• Directions
Tally the lines holding the string "this" and reply with that number alone.
>> Begin Exercise material
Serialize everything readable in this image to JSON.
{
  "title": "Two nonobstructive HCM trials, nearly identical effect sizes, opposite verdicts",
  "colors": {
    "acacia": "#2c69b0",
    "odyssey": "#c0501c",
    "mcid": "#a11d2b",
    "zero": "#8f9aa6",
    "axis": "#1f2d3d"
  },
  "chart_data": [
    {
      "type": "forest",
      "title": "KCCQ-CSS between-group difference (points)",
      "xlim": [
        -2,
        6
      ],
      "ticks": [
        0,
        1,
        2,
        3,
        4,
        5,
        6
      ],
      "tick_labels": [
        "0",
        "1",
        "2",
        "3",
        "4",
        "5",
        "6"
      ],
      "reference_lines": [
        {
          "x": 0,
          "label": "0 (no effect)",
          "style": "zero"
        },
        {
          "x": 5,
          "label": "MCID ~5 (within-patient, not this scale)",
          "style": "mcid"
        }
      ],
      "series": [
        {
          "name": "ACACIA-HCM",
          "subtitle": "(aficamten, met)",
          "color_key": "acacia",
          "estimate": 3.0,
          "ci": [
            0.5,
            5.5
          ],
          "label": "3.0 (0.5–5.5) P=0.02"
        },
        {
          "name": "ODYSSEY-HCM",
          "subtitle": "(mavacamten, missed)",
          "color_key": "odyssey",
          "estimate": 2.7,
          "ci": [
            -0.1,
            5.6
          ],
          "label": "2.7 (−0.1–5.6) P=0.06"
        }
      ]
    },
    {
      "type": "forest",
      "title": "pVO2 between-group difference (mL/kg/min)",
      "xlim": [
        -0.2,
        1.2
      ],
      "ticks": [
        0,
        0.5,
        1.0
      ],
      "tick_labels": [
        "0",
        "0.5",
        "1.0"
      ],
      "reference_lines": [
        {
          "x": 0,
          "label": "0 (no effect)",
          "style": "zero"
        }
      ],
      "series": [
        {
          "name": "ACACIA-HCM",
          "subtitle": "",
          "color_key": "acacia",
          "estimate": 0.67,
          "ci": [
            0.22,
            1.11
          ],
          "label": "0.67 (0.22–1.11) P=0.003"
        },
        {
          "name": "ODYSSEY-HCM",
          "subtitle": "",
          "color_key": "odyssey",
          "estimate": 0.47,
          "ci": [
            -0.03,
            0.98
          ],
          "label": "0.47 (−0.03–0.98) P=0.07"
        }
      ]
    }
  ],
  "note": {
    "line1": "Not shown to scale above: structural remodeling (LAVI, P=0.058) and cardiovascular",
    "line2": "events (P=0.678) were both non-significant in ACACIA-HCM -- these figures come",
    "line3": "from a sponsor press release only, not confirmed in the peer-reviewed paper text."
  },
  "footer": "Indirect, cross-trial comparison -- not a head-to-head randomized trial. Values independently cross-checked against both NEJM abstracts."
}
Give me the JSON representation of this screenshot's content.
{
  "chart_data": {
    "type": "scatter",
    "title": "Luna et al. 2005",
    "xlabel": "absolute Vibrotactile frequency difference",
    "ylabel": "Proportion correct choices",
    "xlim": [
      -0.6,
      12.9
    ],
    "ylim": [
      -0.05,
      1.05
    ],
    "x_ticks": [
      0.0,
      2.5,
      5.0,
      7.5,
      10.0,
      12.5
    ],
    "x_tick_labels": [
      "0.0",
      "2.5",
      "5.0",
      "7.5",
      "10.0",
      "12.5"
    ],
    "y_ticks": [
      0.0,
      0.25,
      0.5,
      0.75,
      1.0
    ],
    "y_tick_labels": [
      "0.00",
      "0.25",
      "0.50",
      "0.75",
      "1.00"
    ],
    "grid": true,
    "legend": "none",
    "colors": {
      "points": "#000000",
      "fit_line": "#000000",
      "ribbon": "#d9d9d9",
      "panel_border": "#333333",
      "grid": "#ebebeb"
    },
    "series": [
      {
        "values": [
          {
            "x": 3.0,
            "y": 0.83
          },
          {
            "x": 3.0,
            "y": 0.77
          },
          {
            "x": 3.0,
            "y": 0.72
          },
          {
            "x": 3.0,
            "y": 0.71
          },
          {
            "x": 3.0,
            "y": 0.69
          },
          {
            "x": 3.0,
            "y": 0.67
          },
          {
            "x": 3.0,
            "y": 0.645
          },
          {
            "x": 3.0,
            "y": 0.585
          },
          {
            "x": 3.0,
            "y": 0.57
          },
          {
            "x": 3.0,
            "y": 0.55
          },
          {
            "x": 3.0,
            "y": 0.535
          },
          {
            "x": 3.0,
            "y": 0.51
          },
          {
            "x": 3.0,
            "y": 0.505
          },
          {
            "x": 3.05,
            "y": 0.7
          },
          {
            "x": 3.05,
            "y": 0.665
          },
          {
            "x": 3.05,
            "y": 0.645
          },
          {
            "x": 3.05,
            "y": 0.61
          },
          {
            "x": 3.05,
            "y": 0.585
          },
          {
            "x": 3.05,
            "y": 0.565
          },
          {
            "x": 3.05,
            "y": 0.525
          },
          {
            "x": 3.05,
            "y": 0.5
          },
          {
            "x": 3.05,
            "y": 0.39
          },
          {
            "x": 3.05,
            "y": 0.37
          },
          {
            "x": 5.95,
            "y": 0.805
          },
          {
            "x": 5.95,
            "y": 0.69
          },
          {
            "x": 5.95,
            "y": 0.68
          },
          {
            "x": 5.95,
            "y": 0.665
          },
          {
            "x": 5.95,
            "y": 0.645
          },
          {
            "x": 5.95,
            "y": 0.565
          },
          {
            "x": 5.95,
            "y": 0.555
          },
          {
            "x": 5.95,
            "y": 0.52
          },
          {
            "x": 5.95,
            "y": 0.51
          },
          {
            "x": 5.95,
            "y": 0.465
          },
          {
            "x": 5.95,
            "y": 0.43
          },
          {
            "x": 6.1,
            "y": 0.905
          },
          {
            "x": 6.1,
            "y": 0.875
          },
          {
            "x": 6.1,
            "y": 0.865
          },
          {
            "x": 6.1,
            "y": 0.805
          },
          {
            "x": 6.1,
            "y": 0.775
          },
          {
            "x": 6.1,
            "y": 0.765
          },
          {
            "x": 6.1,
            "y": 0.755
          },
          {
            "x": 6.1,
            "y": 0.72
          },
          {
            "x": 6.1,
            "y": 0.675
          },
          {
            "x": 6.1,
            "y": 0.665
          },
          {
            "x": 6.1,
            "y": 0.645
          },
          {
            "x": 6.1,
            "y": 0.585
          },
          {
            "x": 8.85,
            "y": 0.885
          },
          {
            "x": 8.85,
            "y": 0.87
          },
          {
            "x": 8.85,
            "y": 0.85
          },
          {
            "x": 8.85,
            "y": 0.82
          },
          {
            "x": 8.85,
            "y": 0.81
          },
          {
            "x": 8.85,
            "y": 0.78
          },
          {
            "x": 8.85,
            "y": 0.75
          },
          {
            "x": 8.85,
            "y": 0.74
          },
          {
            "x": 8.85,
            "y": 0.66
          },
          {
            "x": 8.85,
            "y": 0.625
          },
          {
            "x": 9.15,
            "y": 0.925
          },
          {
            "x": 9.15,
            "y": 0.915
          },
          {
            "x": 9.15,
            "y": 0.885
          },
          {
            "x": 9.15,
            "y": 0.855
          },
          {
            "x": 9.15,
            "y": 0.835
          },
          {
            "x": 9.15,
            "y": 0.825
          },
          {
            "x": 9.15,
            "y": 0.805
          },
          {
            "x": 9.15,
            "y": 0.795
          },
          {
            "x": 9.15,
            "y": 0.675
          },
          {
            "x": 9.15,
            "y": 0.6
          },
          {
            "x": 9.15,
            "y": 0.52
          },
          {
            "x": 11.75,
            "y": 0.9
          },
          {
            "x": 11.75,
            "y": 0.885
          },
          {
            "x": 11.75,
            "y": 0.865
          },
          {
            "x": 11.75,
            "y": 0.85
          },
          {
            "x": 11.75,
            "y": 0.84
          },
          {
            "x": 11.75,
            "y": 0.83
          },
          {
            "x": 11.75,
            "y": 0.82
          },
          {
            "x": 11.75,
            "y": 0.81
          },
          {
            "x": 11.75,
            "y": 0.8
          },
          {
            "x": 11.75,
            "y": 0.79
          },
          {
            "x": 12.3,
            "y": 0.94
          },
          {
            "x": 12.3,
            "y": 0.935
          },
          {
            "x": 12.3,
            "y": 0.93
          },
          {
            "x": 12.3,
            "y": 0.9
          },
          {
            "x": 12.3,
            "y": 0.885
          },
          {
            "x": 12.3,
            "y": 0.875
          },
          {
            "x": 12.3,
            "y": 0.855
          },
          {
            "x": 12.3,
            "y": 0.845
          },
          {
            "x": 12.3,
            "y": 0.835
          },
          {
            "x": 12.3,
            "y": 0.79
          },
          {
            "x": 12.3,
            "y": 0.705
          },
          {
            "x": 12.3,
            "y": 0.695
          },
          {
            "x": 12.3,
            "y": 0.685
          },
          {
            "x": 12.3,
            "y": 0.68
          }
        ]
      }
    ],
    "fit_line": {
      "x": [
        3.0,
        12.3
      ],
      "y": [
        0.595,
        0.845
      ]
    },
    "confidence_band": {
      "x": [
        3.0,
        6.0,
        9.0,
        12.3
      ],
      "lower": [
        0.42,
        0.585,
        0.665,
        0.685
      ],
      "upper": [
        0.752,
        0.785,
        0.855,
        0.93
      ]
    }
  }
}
>> End Exercise material
• Final answer
3